▸ **Aim of the exercise**
Print the data exactly, leaving nothing out.

▸ **Supplied records**
————

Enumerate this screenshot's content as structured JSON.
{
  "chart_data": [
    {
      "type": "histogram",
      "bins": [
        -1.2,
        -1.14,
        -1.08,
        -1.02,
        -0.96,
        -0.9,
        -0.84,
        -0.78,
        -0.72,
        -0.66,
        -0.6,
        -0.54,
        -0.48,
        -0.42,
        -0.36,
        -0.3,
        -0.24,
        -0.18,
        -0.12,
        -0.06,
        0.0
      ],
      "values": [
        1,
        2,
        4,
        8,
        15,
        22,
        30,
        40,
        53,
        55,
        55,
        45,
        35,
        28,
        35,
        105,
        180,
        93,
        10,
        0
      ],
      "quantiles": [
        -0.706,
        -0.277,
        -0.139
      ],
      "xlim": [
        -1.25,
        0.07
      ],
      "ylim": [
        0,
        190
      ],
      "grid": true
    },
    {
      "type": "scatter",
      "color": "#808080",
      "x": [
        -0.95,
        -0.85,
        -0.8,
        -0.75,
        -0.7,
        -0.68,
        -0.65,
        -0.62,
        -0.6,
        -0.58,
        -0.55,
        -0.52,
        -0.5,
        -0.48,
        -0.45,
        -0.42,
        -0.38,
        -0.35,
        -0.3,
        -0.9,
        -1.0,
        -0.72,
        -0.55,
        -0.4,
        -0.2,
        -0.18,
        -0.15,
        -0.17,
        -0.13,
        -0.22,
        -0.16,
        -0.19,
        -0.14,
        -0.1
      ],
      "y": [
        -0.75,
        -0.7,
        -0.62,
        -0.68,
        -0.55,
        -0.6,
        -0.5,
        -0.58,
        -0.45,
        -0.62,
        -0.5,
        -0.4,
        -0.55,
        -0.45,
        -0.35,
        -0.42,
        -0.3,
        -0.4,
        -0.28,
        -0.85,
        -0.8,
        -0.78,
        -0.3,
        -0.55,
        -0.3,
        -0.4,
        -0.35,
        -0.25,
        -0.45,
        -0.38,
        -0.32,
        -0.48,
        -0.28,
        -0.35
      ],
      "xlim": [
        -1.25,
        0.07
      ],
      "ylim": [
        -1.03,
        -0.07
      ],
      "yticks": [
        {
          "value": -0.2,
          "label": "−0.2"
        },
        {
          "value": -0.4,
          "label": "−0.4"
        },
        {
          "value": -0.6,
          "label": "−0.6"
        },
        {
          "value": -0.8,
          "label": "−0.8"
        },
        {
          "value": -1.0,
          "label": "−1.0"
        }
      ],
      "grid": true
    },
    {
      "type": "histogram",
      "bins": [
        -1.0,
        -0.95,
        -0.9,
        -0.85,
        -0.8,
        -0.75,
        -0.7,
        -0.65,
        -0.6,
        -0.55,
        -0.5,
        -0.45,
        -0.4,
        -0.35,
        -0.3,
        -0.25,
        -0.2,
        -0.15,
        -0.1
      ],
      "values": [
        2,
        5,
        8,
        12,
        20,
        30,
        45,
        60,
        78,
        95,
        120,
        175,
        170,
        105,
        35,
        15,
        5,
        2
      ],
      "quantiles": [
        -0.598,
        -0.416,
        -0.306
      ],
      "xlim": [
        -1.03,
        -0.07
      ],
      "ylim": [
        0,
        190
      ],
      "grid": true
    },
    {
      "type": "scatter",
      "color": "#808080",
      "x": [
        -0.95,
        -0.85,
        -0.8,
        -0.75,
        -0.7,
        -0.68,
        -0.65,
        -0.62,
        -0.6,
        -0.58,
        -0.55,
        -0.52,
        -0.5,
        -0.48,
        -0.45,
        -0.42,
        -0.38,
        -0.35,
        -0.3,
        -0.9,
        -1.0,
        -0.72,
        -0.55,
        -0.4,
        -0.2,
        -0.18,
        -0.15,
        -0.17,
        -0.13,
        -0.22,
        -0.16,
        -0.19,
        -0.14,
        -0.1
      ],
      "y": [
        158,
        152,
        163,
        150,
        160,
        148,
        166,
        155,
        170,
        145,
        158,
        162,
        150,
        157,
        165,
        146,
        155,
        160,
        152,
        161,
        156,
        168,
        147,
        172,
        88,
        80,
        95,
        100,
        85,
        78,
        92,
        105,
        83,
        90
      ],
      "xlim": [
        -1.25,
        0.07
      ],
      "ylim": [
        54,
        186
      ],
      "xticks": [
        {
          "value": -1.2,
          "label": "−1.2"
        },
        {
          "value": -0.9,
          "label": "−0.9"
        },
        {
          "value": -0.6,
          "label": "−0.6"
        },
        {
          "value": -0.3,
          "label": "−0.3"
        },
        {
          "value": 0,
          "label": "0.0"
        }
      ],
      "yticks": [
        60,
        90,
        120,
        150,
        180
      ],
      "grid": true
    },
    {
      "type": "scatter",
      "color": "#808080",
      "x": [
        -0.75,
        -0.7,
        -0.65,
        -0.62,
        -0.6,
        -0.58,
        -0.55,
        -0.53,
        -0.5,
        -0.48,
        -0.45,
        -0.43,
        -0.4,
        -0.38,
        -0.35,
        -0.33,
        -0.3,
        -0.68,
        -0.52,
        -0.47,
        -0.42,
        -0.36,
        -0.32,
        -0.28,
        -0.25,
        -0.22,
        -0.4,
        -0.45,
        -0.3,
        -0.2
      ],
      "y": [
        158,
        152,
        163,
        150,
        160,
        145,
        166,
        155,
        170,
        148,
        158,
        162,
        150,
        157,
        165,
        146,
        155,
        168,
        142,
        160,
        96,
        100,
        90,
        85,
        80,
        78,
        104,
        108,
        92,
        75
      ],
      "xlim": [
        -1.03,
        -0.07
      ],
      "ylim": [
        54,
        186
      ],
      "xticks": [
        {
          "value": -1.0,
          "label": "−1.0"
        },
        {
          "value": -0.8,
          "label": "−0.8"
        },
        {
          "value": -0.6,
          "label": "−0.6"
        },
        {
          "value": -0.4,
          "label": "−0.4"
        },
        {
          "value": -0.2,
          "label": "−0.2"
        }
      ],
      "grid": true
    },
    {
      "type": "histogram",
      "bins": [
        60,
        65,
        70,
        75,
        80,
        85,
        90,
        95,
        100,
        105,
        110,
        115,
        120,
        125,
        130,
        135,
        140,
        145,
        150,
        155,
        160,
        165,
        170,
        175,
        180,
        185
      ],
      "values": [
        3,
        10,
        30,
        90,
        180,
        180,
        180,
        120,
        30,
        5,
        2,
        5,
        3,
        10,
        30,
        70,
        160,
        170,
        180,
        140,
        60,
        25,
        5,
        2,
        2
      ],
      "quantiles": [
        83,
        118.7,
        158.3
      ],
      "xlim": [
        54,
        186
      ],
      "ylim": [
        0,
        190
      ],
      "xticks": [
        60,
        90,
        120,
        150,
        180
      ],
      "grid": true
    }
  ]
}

————

▸ **Solution to this task**
Enumerate this screenshot's content as structured JSON.
{
  "chart_data": [
    {
      "type": "histogram",
      "bins": [
        -1.2,
        -1.14,
        -1.08,
        -1.02,
        -0.96,
        -0.9,
        -0.84,
        -0.78,
        -0.72,
        -0.66,
        -0.6,
        -0.54,
        -0.48,
        -0.42,
        -0.36,
        -0.3,
        -0.24,
        -0.18,
        -0.12,
        -0.06,
        0.0
      ],
      "values": [
        1,
        2,
        4,
        8,
        15,
        22,
        30,
        40,
        53,
        55,
        55,
        45,
        35,
        28,
        35,
        105,
        180,
        93,
        10,
        0
      ],
      "quantiles": [
        -0.706,
        -0.277,
        -0.139
      ],
      "xlim": [
        -1.25,
        0.07
      ],
      "ylim": [
        0,
        190
      ],
      "grid": true
    },
    {
      "type": "scatter",
      "color": "#808080",
      "x": [
        -0.95,
        -0.85,
        -0.8,
        -0.75,
        -0.7,
        -0.68,
        -0.65,
        -0.62,
        -0.6,
        -0.58,
        -0.55,
        -0.52,
        -0.5,
        -0.48,
        -0.45,
        -0.42,
        -0.38,
        -0.35,
        -0.3,
        -0.9,
        -1.0,
        -0.72,
        -0.55,
        -0.4,
        -0.2,
        -0.18,
        -0.15,
        -0.17,
        -0.13,
        -0.22,
        -0.16,
        -0.19,
        -0.14,
        -0.1
      ],
      "y": [
        -0.75,
        -0.7,
        -0.62,
        -0.68,
        -0.55,
        -0.6,
        -0.5,
        -0.58,
        -0.45,
        -0.62,
        -0.5,
        -0.4,
        -0.55,
        -0.45,
        -0.35,
        -0.42,
        -0.3,
        -0.4,
        -0.28,
        -0.85,
        -0.8,
        -0.78,
        -0.3,
        -0.55,
        -0.3,
        -0.4,
        -0.35,
        -0.25,
        -0.45,
        -0.38,
        -0.32,
        -0.48,
        -0.28,
        -0.35
      ],
      "xlim": [
        -1.25,
        0.07
      ],
      "ylim": [
        -1.03,
        -0.07
      ],
      "yticks": [
        {
          "value": -0.2,
          "label": "−0.2"
        },
        {
          "value": -0.4,
          "label": "−0.4"
        },
        {
          "value": -0.6,
          "label": "−0.6"
        },
        {
          "value": -0.8,
          "label": "−0.8"
        },
        {
          "value": -1.0,
          "label": "−1.0"
        }
      ],
      "grid": true
    },
    {
      "type": "histogram",
      "bins": [
        -1.0,
        -0.95,
        -0.9,
        -0.85,
        -0.8,
        -0.75,
        -0.7,
        -0.65,
        -0.6,
        -0.55,
        -0.5,
        -0.45,
        -0.4,
        -0.35,
        -0.3,
        -0.25,
        -0.2,
        -0.15,
        -0.1
      ],
      "values": [
        2,
        5,
        8,
        12,
        20,
        30,
        45,
        60,
        78,
        95,
        120,
        175,
        170,
        105,
        35,
        15,
        5,
        2
      ],
      "quantiles": [
        -0.598,
        -0.416,
        -0.306
      ],
      "xlim": [
        -1.03,
        -0.07
      ],
      "ylim": [
        0,
        190
      ],
      "grid": true
    },
    {
      "type": "scatter",
      "color": "#808080",
      "x": [
        -0.95,
        -0.85,
        -0.8,
        -0.75,
        -0.7,
        -0.68,
        -0.65,
        -0.62,
        -0.6,
        -0.58,
        -0.55,
        -0.52,
        -0.5,
        -0.48,
        -0.45,
        -0.42,
        -0.38,
        -0.35,
        -0.3,
        -0.9,
        -1.0,
        -0.72,
        -0.55,
        -0.4,
        -0.2,
        -0.18,
        -0.15,
        -0.17,
        -0.13,
        -0.22,
        -0.16,
        -0.19,
        -0.14,
        -0.1
      ],
      "y": [
        158,
        152,
        163,
        150,
        160,
        148,
        166,
        155,
        170,
        145,
        158,
        162,
        150,
        157,
        165,
        146,
        155,
        160,
        152,
        161,
        156,
        168,
        147,
        172,
        88,
        80,
        95,
        100,
        85,
        78,
        92,
        105,
        83,
        90
      ],
      "xlim": [
        -1.25,
        0.07
      ],
      "ylim": [
        54,
        186
      ],
      "xticks": [
        {
          "value": -1.2,
          "label": "−1.2"
        },
        {
          "value": -0.9,
          "label": "−0.9"
        },
        {
          "value": -0.6,
          "label": "−0.6"
        },
        {
          "value": -0.3,
          "label": "−0.3"
        },
        {
          "value": 0,
          "label": "0.0"
        }
      ],
      "yticks": [
        60,
        90,
        120,
        150,
        180
      ],
      "grid": true
    },
    {
      "type": "scatter",
      "color": "#808080",
      "x": [
        -0.75,
        -0.7,
        -0.65,
        -0.62,
        -0.6,
        -0.58,
        -0.55,
        -0.53,
        -0.5,
        -0.48,
        -0.45,
        -0.43,
        -0.4,
        -0.38,
        -0.35,
        -0.33,
        -0.3,
        -0.68,
        -0.52,
        -0.47,
        -0.42,
        -0.36,
        -0.32,
        -0.28,
        -0.25,
        -0.22,
        -0.4,
        -0.45,
        -0.3,
        -0.2
      ],
      "y": [
        158,
        152,
        163,
        150,
        160,
        145,
        166,
        155,
        170,
        148,
        158,
        162,
        150,
        157,
        165,
        146,
        155,
        168,
        142,
        160,
        96,
        100,
        90,
        85,
        80,
        78,
        104,
        108,
        92,
        75
      ],
      "xlim": [
        -1.03,
        -0.07
      ],
      "ylim": [
        54,
        186
      ],
      "xticks": [
        {
          "value": -1.0,
          "label": "−1.0"
        },
        {
          "value": -0.8,
          "label": "−0.8"
        },
        {
          "value": -0.6,
          "label": "−0.6"
        },
        {
          "value": -0.4,
          "label": "−0.4"
        },
        {
          "value": -0.2,
          "label": "−0.2"
        }
      ],
      "grid": true
    },
    {
      "type": "histogram",
      "bins": [
        60,
        65,
        70,
        75,
        80,
        85,
        90,
        95,
        100,
        105,
        110,
        115,
        120,
        125,
        130,
        135,
        140,
        145,
        150,
        155,
        160,
        165,
        170,
        175,
        180,
        185
      ],
      "values": [
        3,
        10,
        30,
        90,
        180,
        180,
        180,
        120,
        30,
        5,
        2,
        5,
        3,
        10,
        30,
        70,
        160,
        170,
        180,
        140,
        60,
        25,
        5,
        2,
        2
      ],
      "quantiles": [
        83,
        118.7,
        158.3
      ],
      "xlim": [
        54,
        186
      ],
      "ylim": [
        0,
        190
      ],
      "xticks": [
        60,
        90,
        120,
        150,
        180
      ],
      "grid": true
    }
  ]
}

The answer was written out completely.